• **Records shown**:
## Begin

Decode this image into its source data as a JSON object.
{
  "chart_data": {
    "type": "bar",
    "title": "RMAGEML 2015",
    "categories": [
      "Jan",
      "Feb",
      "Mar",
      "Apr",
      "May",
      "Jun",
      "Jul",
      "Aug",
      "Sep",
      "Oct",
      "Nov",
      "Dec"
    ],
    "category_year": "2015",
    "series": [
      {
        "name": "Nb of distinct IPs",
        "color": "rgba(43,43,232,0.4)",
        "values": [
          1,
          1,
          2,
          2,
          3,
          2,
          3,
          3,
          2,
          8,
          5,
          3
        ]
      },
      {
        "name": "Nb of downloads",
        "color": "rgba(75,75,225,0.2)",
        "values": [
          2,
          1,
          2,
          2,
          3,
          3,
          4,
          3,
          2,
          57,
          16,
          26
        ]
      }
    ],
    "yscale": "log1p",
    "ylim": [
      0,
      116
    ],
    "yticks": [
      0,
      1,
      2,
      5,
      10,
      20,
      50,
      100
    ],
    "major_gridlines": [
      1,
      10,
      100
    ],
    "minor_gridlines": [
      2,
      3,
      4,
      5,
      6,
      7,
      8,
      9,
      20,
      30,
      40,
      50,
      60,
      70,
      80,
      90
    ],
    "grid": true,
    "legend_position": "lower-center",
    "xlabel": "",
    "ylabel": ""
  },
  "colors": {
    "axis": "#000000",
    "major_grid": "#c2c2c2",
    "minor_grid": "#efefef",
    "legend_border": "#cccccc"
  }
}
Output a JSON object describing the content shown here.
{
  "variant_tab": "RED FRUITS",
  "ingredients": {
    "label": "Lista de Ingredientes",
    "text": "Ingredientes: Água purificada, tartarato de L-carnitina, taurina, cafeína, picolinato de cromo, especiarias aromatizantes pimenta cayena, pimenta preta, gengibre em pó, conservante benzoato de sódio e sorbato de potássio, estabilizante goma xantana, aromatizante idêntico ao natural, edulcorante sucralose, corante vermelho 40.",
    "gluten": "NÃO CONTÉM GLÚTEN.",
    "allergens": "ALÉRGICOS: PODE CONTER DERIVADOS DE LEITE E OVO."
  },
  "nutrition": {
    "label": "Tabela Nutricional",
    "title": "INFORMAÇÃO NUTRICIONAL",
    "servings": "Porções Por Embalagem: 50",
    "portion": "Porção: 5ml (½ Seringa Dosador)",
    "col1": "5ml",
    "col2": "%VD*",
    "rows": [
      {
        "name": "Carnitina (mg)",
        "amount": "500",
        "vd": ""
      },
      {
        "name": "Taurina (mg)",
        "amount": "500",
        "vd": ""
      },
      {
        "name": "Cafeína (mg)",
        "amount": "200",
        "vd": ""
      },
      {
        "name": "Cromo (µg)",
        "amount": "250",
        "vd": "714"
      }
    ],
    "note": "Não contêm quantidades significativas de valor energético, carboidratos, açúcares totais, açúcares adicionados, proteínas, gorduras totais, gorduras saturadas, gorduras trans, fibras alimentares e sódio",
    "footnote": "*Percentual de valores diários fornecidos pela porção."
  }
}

## End

Give the complete listing a second time, exactly as it reads.

Decode this image into its source data as a JSON object.
{
  "chart_data": {
    "type": "bar",
    "title": "RMAGEML 2015",
    "categories": [
      "Jan",
      "Feb",
      "Mar",
      "Apr",
      "May",
      "Jun",
      "Jul",
      "Aug",
      "Sep",
      "Oct",
      "Nov",
      "Dec"
    ],
    "category_year": "2015",
    "series": [
      {
        "name": "Nb of distinct IPs",
        "color": "rgba(43,43,232,0.4)",
        "values": [
          1,
          1,
          2,
          2,
          3,
          2,
          3,
          3,
          2,
          8,
          5,
          3
        ]
      },
      {
        "name": "Nb of downloads",
        "color": "rgba(75,75,225,0.2)",
        "values": [
          2,
          1,
          2,
          2,
          3,
          3,
          4,
          3,
          2,
          57,
          16,
          26
        ]
      }
    ],
    "yscale": "log1p",
    "ylim": [
      0,
      116
    ],
    "yticks": [
      0,
      1,
      2,
      5,
      10,
      20,
      50,
      100
    ],
    "major_gridlines": [
      1,
      10,
      100
    ],
    "minor_gridlines": [
      2,
      3,
      4,
      5,
      6,
      7,
      8,
      9,
      20,
      30,
      40,
      50,
      60,
      70,
      80,
      90
    ],
    "grid": true,
    "legend_position": "lower-center",
    "xlabel": "",
    "ylabel": ""
  },
  "colors": {
    "axis": "#000000",
    "major_grid": "#c2c2c2",
    "minor_grid": "#efefef",
    "legend_border": "#cccccc"
  }
}
Output a JSON object describing the content shown here.
{
  "variant_tab": "RED FRUITS",
  "ingredients": {
    "label": "Lista de Ingredientes",
    "text": "Ingredientes: Água purificada, tartarato de L-carnitina, taurina, cafeína, picolinato de cromo, especiarias aromatizantes pimenta cayena, pimenta preta, gengibre em pó, conservante benzoato de sódio e sorbato de potássio, estabilizante goma xantana, aromatizante idêntico ao natural, edulcorante sucralose, corante vermelho 40.",
    "gluten": "NÃO CONTÉM GLÚTEN.",
    "allergens": "ALÉRGICOS: PODE CONTER DERIVADOS DE LEITE E OVO."
  },
  "nutrition": {
    "label": "Tabela Nutricional",
    "title": "INFORMAÇÃO NUTRICIONAL",
    "servings": "Porções Por Embalagem: 50",
    "portion": "Porção: 5ml (½ Seringa Dosador)",
    "col1": "5ml",
    "col2": "%VD*",
    "rows": [
      {
        "name": "Carnitina (mg)",
        "amount": "500",
        "vd": ""
      },
      {
        "name": "Taurina (mg)",
        "amount": "500",
        "vd": ""
      },
      {
        "name": "Cafeína (mg)",
        "amount": "200",
        "vd": ""
      },
      {
        "name": "Cromo (µg)",
        "amount": "250",
        "vd": "714"
      }
    ],
    "note": "Não contêm quantidades significativas de valor energético, carboidratos, açúcares totais, açúcares adicionados, proteínas, gorduras totais, gorduras saturadas, gorduras trans, fibras alimentares e sódio",
    "footnote": "*Percentual de valores diários fornecidos pela porção."
  }
}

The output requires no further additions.